Task goal -
Copy, from the entries below, each line where the word "TERRITORY" can be found.
▬▬▬▬▬▬▬▬▬▬
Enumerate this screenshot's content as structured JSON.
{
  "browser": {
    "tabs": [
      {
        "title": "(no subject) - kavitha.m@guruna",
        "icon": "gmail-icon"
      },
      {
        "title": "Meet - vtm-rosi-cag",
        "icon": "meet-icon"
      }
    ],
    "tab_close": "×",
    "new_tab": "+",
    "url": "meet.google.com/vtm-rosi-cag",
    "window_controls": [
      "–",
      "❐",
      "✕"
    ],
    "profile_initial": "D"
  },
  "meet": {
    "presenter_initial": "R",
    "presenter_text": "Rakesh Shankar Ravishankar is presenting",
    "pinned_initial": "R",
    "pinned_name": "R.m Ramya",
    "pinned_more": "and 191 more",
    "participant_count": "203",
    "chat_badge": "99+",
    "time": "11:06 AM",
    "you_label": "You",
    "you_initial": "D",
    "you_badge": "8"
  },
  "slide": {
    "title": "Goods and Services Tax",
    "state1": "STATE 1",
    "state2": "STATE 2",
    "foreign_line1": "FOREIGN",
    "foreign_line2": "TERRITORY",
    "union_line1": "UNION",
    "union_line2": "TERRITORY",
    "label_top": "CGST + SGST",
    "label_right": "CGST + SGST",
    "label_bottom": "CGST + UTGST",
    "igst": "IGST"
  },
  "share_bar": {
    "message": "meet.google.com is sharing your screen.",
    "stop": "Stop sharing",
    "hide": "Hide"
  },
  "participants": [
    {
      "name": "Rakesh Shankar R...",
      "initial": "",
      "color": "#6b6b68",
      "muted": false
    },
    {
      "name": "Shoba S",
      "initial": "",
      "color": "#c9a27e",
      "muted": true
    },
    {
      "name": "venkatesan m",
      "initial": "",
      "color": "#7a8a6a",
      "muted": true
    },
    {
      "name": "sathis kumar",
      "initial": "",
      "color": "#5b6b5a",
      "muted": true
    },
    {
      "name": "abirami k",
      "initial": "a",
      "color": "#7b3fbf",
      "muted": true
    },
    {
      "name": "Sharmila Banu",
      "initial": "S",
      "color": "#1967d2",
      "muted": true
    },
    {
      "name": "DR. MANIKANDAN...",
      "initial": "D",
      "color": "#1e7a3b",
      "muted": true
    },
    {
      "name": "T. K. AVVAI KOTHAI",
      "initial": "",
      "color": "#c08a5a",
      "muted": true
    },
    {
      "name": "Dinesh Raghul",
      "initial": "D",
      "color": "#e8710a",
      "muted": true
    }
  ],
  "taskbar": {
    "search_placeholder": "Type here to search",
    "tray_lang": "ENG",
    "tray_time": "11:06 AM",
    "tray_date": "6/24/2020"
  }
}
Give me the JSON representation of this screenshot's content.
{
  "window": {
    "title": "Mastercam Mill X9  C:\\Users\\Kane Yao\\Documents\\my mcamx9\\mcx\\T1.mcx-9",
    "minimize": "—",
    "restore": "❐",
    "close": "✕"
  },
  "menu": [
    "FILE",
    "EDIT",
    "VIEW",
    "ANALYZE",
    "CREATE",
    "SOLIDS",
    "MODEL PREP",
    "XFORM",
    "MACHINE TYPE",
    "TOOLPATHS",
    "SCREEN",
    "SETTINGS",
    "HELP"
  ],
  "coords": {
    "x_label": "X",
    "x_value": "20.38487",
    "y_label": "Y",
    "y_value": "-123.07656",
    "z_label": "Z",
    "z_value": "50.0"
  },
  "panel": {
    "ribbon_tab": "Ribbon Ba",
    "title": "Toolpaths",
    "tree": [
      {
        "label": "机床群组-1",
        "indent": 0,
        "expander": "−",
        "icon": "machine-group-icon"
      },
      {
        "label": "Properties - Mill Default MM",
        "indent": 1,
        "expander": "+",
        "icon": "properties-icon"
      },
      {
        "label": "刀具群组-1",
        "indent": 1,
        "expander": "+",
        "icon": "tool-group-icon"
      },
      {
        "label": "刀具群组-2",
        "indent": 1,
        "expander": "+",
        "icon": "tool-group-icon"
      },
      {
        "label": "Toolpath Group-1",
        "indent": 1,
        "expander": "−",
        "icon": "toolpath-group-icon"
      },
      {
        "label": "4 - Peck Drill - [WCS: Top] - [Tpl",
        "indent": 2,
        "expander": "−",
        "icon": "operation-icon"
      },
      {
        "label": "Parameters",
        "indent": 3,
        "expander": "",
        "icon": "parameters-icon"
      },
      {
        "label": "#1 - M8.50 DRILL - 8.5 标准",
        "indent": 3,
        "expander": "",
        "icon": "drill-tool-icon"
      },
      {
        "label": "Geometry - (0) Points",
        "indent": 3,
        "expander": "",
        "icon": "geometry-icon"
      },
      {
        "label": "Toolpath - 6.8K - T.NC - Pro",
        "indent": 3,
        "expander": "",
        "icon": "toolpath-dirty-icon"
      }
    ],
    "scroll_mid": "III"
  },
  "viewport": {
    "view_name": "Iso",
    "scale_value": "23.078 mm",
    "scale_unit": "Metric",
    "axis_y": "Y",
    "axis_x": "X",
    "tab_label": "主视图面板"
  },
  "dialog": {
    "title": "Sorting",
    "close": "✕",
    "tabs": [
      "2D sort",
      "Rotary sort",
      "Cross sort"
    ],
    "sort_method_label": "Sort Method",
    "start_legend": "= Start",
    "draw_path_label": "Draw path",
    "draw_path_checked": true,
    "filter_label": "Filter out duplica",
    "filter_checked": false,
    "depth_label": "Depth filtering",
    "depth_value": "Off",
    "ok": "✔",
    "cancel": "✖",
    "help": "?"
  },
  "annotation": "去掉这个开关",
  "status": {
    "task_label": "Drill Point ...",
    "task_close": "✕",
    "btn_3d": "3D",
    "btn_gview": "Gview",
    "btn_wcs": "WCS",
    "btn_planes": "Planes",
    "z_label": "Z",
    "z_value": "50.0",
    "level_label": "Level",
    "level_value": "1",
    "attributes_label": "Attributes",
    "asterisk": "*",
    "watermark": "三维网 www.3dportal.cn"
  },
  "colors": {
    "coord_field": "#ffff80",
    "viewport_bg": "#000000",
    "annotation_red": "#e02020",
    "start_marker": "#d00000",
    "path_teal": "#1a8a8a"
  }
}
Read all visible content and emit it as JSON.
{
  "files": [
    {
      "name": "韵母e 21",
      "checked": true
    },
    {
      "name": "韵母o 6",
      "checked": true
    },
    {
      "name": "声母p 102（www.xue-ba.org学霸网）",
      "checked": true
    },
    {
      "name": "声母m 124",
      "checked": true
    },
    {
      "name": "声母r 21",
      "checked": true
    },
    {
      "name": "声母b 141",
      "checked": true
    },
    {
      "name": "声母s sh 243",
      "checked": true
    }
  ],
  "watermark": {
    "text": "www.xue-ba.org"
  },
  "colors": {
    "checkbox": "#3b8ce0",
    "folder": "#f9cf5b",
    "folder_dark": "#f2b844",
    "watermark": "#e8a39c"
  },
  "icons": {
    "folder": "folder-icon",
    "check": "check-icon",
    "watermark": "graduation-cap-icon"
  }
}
▬▬▬▬▬▬▬▬▬▬
Written solution -
    "foreign_line2": "TERRITORY",
    "union_line2": "TERRITORY",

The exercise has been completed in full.